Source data
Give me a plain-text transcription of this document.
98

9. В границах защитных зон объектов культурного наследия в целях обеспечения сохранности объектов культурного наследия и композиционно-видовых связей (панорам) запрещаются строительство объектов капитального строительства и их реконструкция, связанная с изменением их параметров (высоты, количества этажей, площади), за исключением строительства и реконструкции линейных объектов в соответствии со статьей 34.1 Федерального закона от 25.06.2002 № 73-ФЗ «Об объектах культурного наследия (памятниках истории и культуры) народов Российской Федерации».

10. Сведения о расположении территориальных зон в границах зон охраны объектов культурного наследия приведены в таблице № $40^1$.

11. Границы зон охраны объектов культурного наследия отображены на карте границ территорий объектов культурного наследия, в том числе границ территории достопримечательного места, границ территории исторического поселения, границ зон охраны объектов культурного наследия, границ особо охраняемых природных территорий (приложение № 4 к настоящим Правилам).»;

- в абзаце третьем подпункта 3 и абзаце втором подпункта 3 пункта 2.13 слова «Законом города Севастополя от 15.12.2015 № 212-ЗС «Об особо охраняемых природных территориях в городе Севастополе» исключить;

Task directions: Copy every line of the records word for word.

Problem solution:
Give me a plain-text transcription of this document.
98

9. В границах защитных зон объектов культурного наследия в целях обеспечения сохранности объектов культурного наследия и композиционно-видовых связей (панорам) запрещаются строительство объектов капитального строительства и их реконструкция, связанная с изменением их параметров (высоты, количества этажей, площади), за исключением строительства и реконструкции линейных объектов в соответствии со статьей 34.1 Федерального закона от 25.06.2002 № 73-ФЗ «Об объектах культурного наследия (памятниках истории и культуры) народов Российской Федерации».

10. Сведения о расположении территориальных зон в границах зон охраны объектов культурного наследия приведены в таблице № $40^1$.

11. Границы зон охраны объектов культурного наследия отображены на карте границ территорий объектов культурного наследия, в том числе границ территории достопримечательного места, границ территории исторического поселения, границ зон охраны объектов культурного наследия, границ особо охраняемых природных территорий (приложение № 4 к настоящим Правилам).»;

- в абзаце третьем подпункта 3 и абзаце втором подпункта 3 пункта 2.13 слова «Законом города Севастополя от 15.12.2015 № 212-ЗС «Об особо охраняемых природных территориях в городе Севастополе» исключить;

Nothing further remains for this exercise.